# Problem to work on
Looking at the data below, count the lines that contain the string "Weeks". Write only the total.

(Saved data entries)
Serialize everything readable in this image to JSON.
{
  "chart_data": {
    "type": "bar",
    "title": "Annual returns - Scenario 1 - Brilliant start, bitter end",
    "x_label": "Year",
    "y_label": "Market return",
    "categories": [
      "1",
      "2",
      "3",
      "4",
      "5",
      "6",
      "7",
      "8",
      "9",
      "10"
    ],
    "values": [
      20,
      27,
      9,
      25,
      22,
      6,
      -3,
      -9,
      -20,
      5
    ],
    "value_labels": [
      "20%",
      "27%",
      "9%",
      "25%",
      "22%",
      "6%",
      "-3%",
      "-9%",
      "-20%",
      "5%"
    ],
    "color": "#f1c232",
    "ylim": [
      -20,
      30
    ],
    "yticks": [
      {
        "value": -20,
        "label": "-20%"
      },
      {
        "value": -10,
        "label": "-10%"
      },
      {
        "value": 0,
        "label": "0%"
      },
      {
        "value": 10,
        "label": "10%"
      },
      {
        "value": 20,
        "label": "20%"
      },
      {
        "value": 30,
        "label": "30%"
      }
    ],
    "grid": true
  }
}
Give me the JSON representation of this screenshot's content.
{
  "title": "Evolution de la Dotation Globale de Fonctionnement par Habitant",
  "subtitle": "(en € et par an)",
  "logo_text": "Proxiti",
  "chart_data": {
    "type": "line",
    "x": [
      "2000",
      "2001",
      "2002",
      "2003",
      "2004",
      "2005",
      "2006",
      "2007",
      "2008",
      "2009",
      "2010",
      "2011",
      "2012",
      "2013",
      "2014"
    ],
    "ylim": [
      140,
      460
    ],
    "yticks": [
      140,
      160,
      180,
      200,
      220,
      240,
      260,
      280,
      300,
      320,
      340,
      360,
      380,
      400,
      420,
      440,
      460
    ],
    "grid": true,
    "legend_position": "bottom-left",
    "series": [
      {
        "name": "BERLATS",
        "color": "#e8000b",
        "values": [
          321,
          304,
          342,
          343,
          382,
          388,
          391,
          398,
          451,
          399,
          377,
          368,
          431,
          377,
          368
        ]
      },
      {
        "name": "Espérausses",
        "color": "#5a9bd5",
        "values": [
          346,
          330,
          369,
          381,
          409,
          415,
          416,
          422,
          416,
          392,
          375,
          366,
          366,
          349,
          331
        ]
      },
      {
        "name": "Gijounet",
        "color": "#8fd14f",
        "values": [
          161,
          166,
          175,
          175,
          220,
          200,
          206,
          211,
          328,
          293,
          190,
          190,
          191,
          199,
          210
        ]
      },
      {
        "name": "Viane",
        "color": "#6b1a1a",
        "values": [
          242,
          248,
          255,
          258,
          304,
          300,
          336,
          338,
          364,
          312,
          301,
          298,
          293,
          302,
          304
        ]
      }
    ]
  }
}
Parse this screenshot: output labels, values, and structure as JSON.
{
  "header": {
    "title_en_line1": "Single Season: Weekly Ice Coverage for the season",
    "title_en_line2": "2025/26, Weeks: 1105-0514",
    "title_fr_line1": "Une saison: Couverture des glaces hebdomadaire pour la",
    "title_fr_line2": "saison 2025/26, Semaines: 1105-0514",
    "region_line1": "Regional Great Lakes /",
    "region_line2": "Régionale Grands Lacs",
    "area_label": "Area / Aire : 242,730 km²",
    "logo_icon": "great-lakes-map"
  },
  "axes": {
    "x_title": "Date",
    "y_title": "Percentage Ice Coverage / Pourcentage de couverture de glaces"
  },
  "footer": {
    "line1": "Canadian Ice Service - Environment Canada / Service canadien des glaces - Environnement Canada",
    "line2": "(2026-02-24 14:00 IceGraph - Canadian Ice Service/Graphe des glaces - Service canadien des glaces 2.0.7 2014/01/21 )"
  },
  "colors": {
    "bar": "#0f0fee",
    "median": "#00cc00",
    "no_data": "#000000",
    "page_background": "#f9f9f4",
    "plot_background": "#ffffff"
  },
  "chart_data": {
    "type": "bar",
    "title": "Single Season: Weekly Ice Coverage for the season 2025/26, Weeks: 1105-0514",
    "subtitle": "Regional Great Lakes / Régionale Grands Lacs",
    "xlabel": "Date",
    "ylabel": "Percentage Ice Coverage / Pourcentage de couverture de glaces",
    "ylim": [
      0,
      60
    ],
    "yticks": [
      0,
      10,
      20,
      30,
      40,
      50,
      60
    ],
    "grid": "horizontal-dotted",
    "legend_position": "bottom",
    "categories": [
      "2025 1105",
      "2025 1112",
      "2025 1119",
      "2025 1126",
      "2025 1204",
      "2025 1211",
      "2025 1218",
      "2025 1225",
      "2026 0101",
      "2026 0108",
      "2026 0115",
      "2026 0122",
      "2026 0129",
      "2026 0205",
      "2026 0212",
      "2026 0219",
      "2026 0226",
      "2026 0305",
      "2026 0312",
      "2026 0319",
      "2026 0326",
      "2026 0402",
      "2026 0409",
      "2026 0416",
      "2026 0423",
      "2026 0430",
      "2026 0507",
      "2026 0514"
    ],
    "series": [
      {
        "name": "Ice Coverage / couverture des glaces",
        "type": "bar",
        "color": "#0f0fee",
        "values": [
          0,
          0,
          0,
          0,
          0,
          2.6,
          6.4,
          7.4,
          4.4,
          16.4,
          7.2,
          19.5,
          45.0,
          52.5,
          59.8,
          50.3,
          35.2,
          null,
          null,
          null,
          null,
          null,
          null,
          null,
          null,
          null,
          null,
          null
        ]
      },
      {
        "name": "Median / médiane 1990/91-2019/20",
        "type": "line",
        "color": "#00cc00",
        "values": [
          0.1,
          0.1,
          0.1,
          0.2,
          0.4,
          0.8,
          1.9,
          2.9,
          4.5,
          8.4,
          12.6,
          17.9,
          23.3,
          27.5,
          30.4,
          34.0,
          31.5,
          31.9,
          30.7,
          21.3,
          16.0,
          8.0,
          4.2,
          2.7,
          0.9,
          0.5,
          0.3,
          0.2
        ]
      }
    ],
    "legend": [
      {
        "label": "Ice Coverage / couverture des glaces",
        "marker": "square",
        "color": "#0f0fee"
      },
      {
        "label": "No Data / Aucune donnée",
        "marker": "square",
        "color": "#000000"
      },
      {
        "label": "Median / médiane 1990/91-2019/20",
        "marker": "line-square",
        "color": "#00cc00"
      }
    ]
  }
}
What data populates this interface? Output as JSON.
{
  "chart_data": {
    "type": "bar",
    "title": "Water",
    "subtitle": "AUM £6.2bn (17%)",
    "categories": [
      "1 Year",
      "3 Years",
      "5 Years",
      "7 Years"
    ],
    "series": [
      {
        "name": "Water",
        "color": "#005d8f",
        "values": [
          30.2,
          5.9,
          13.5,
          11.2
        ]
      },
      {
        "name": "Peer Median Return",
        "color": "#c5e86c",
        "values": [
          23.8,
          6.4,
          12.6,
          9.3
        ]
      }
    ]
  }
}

# Result
2